Directions.
Reproduce every entry exactly, without alteration.

Segment Start: Provided records

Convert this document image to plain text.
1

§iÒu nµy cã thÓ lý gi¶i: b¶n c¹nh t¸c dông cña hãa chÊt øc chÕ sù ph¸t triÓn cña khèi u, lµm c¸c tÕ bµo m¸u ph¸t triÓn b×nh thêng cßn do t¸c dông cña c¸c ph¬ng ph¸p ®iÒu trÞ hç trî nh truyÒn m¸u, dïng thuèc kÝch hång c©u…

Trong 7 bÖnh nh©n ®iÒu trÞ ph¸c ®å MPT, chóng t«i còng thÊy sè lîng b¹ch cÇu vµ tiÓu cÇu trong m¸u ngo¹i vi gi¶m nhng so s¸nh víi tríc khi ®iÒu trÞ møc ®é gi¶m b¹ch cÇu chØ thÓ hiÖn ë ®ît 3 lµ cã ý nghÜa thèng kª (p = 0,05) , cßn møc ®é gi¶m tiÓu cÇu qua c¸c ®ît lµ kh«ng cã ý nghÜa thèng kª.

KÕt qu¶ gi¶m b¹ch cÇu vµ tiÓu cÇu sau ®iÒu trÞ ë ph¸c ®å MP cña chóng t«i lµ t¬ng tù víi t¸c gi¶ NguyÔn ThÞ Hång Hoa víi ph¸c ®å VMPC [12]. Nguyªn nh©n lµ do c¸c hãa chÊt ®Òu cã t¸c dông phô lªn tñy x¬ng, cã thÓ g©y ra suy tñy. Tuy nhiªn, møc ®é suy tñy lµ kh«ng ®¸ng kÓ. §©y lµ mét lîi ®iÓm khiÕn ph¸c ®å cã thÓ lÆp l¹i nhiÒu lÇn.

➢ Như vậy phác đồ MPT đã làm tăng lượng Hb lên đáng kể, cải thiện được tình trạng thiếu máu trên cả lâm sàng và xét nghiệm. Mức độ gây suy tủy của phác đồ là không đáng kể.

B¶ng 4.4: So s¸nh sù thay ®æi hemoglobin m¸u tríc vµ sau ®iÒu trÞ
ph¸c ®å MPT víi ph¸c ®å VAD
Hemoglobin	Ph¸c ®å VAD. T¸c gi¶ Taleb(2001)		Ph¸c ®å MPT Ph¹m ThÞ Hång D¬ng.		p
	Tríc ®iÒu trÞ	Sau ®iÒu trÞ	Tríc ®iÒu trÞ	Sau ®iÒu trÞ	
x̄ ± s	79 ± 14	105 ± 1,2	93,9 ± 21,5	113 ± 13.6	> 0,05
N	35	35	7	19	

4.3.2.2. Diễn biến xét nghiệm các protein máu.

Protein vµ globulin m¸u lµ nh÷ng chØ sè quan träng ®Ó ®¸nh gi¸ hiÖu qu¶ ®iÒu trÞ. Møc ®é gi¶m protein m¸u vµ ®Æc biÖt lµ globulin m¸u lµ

Segment End: Provided records

Response.
Convert this document image to plain text.
1

§iÒu nµy cã thÓ lý gi¶i: b¶n c¹nh t¸c dông cña hãa chÊt øc chÕ sù ph¸t triÓn cña khèi u, lµm c¸c tÕ bµo m¸u ph¸t triÓn b×nh thêng cßn do t¸c dông cña c¸c ph¬ng ph¸p ®iÒu trÞ hç trî nh truyÒn m¸u, dïng thuèc kÝch hång c©u…

Trong 7 bÖnh nh©n ®iÒu trÞ ph¸c ®å MPT, chóng t«i còng thÊy sè lîng b¹ch cÇu vµ tiÓu cÇu trong m¸u ngo¹i vi gi¶m nhng so s¸nh víi tríc khi ®iÒu trÞ møc ®é gi¶m b¹ch cÇu chØ thÓ hiÖn ë ®ît 3 lµ cã ý nghÜa thèng kª (p = 0,05) , cßn møc ®é gi¶m tiÓu cÇu qua c¸c ®ît lµ kh«ng cã ý nghÜa thèng kª.

KÕt qu¶ gi¶m b¹ch cÇu vµ tiÓu cÇu sau ®iÒu trÞ ë ph¸c ®å MP cña chóng t«i lµ t¬ng tù víi t¸c gi¶ NguyÔn ThÞ Hång Hoa víi ph¸c ®å VMPC [12]. Nguyªn nh©n lµ do c¸c hãa chÊt ®Òu cã t¸c dông phô lªn tñy x¬ng, cã thÓ g©y ra suy tñy. Tuy nhiªn, møc ®é suy tñy lµ kh«ng ®¸ng kÓ. §©y lµ mét lîi ®iÓm khiÕn ph¸c ®å cã thÓ lÆp l¹i nhiÒu lÇn.

➢ Như vậy phác đồ MPT đã làm tăng lượng Hb lên đáng kể, cải thiện được tình trạng thiếu máu trên cả lâm sàng và xét nghiệm. Mức độ gây suy tủy của phác đồ là không đáng kể.

B¶ng 4.4: So s¸nh sù thay ®æi hemoglobin m¸u tríc vµ sau ®iÒu trÞ
ph¸c ®å MPT víi ph¸c ®å VAD
Hemoglobin	Ph¸c ®å VAD. T¸c gi¶ Taleb(2001)		Ph¸c ®å MPT Ph¹m ThÞ Hång D¬ng.		p
	Tríc ®iÒu trÞ	Sau ®iÒu trÞ	Tríc ®iÒu trÞ	Sau ®iÒu trÞ	
x̄ ± s	79 ± 14	105 ± 1,2	93,9 ± 21,5	113 ± 13.6	> 0,05
N	35	35	7	19	

4.3.2.2. Diễn biến xét nghiệm các protein máu.

Protein vµ globulin m¸u lµ nh÷ng chØ sè quan träng ®Ó ®¸nh gi¸ hiÖu qu¶ ®iÒu trÞ. Møc ®é gi¶m protein m¸u vµ ®Æc biÖt lµ globulin m¸u lµ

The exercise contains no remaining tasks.